TASK DETAILS>
Look for the word "ylabel" in the entries below, then copy every line that has it.

DATASET ENTRIES>

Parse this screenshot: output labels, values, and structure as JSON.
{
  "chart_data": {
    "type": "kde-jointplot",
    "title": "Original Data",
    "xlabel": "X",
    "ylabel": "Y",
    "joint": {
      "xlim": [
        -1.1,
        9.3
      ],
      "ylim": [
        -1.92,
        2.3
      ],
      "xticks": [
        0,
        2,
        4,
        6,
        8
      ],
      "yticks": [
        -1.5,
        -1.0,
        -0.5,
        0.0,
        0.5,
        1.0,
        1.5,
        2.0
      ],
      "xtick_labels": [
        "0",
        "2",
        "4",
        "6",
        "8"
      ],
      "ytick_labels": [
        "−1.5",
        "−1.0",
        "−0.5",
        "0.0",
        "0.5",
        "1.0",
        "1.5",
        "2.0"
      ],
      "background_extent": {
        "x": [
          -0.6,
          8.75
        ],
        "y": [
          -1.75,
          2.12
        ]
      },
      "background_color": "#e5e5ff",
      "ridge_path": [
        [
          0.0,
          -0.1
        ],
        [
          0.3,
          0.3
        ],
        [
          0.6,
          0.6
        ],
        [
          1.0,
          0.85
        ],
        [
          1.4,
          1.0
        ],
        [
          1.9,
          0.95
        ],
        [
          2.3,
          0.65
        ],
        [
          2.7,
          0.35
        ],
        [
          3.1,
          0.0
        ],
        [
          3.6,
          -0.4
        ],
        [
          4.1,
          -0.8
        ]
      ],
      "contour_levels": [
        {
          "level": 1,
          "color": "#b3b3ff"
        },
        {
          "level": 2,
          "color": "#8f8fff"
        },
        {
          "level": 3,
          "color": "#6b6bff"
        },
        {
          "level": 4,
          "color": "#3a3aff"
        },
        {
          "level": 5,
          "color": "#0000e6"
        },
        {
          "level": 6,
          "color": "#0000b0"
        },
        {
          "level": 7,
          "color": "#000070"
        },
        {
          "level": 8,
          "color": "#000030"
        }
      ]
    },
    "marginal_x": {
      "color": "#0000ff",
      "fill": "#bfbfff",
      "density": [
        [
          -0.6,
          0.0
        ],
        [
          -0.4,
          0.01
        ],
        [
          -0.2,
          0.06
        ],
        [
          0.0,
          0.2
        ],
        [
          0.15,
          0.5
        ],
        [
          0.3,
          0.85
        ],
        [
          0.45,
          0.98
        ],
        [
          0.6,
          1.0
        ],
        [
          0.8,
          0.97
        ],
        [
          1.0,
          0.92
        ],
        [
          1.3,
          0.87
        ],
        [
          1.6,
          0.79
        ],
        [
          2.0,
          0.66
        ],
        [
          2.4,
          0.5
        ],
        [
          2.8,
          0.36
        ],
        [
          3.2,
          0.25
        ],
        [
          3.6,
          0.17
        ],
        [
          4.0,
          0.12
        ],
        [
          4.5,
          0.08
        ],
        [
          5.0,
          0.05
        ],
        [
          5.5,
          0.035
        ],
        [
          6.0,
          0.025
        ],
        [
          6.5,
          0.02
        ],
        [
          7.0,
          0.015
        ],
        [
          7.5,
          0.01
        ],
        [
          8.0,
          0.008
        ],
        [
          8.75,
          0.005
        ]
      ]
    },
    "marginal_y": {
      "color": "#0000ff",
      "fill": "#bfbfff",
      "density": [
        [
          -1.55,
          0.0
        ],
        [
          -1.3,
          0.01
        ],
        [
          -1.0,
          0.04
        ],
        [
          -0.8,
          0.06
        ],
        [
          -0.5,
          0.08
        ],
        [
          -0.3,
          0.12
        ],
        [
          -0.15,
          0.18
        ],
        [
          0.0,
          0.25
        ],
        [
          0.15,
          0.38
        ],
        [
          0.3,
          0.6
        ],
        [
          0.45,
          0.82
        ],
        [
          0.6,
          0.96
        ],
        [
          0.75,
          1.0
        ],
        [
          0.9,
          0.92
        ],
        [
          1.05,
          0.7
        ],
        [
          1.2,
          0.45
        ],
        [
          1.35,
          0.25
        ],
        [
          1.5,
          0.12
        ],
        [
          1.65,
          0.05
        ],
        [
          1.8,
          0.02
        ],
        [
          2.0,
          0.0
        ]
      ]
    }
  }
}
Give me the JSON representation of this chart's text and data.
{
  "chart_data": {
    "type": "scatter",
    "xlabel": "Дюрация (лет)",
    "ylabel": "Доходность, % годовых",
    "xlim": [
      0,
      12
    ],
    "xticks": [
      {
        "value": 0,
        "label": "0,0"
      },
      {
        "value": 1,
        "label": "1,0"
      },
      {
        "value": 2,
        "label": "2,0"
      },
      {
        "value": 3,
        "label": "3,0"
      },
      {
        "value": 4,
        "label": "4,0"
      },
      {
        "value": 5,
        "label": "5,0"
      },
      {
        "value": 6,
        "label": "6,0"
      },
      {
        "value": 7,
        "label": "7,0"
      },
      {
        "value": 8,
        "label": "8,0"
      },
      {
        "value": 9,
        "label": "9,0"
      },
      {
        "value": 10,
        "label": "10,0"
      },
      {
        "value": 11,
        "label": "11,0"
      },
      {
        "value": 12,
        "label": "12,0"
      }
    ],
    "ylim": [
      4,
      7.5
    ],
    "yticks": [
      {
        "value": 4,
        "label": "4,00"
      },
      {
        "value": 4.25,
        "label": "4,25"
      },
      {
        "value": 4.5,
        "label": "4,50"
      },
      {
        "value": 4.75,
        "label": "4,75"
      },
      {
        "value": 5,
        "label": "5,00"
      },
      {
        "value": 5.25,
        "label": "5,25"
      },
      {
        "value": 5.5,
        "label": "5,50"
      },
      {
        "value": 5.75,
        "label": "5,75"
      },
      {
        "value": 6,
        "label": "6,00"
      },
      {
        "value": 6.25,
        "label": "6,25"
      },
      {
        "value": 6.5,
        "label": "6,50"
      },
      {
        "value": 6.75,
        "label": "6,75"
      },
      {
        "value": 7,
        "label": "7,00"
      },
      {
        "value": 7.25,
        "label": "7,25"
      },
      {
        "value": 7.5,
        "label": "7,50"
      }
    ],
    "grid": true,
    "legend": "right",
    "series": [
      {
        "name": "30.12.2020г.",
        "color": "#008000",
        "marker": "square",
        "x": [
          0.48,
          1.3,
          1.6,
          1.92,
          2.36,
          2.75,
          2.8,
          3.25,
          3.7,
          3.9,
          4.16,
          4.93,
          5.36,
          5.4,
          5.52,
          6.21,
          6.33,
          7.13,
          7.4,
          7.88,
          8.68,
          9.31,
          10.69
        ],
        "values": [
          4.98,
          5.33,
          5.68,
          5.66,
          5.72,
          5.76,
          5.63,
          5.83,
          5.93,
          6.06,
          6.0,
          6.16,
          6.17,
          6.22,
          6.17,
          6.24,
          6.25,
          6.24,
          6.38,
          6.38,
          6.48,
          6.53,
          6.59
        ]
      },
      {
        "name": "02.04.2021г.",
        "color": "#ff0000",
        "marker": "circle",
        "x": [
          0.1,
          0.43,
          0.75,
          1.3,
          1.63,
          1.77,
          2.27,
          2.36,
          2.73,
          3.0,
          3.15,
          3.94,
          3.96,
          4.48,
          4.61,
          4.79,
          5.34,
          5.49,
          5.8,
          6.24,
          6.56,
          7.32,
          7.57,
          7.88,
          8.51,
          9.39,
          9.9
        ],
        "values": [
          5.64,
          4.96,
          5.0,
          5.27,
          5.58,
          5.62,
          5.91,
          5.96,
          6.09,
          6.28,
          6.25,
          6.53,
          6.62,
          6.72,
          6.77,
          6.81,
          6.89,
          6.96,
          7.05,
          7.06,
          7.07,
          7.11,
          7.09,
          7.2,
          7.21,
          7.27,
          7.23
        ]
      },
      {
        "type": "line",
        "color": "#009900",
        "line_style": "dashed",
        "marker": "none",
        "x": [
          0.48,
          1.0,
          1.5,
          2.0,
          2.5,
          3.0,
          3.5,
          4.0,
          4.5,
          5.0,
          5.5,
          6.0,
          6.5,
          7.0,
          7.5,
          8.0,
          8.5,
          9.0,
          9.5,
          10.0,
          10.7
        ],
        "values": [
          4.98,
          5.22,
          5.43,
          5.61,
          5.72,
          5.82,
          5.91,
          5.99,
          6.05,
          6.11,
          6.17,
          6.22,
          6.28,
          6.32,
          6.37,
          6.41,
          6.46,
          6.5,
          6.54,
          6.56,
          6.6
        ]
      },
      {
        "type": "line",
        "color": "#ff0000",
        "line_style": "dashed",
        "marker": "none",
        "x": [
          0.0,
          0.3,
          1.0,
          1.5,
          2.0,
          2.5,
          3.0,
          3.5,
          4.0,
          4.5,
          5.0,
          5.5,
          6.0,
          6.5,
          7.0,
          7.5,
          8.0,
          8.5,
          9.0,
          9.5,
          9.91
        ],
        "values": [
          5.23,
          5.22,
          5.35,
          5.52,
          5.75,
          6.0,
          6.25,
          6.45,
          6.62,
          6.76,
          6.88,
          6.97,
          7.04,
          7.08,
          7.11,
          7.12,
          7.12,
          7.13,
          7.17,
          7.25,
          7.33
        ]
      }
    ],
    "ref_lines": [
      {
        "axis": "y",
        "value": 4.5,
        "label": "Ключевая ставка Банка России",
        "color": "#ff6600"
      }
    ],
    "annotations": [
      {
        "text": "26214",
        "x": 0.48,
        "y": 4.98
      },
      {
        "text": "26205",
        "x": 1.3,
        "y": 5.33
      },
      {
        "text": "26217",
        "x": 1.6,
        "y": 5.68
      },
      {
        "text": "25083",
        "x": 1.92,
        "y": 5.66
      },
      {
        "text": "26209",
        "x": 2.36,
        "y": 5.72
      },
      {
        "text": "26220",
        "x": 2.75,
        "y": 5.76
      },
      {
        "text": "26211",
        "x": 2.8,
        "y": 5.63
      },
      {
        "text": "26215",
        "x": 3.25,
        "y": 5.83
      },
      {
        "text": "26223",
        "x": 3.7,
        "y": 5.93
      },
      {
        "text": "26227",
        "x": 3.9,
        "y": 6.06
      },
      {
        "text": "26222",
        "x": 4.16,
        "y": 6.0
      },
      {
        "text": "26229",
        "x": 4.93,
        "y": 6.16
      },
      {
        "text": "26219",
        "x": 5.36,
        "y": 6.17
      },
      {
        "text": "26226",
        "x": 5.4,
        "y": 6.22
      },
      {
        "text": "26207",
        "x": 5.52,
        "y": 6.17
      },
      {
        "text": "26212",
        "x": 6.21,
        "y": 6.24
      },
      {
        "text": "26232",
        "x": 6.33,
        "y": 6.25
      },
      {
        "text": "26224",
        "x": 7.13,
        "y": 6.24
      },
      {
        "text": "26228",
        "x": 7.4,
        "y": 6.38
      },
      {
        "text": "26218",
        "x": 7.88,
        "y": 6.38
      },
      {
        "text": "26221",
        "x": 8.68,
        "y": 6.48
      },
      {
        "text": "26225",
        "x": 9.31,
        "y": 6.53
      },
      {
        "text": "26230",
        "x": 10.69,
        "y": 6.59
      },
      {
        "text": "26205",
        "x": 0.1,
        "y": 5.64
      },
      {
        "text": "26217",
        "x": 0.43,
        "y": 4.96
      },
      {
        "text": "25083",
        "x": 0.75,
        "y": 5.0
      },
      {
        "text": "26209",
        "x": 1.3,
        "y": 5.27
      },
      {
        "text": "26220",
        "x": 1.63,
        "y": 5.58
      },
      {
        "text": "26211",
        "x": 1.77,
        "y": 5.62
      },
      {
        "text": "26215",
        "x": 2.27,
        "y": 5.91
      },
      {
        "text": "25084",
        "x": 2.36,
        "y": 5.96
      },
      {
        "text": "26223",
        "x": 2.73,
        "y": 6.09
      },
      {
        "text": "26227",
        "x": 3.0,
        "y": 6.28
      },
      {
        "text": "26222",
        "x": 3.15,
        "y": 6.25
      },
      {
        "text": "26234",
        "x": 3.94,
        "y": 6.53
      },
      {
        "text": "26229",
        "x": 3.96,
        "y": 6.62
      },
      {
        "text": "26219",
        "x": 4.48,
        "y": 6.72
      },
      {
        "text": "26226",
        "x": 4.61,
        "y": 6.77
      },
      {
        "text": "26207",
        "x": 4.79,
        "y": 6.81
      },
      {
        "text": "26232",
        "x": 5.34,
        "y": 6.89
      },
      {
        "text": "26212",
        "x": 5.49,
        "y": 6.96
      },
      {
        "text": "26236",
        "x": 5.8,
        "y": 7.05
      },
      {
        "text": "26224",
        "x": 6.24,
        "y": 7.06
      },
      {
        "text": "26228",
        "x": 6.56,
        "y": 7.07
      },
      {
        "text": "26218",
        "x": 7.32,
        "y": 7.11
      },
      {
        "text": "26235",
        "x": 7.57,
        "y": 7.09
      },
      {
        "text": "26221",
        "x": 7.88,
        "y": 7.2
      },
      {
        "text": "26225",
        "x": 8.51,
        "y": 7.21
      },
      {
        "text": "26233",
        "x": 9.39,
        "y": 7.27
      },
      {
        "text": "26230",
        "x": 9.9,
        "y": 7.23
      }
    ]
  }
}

ANSWER BELOW>
    "ylabel": "Y",
    "ylabel": "Доходность, % годовых",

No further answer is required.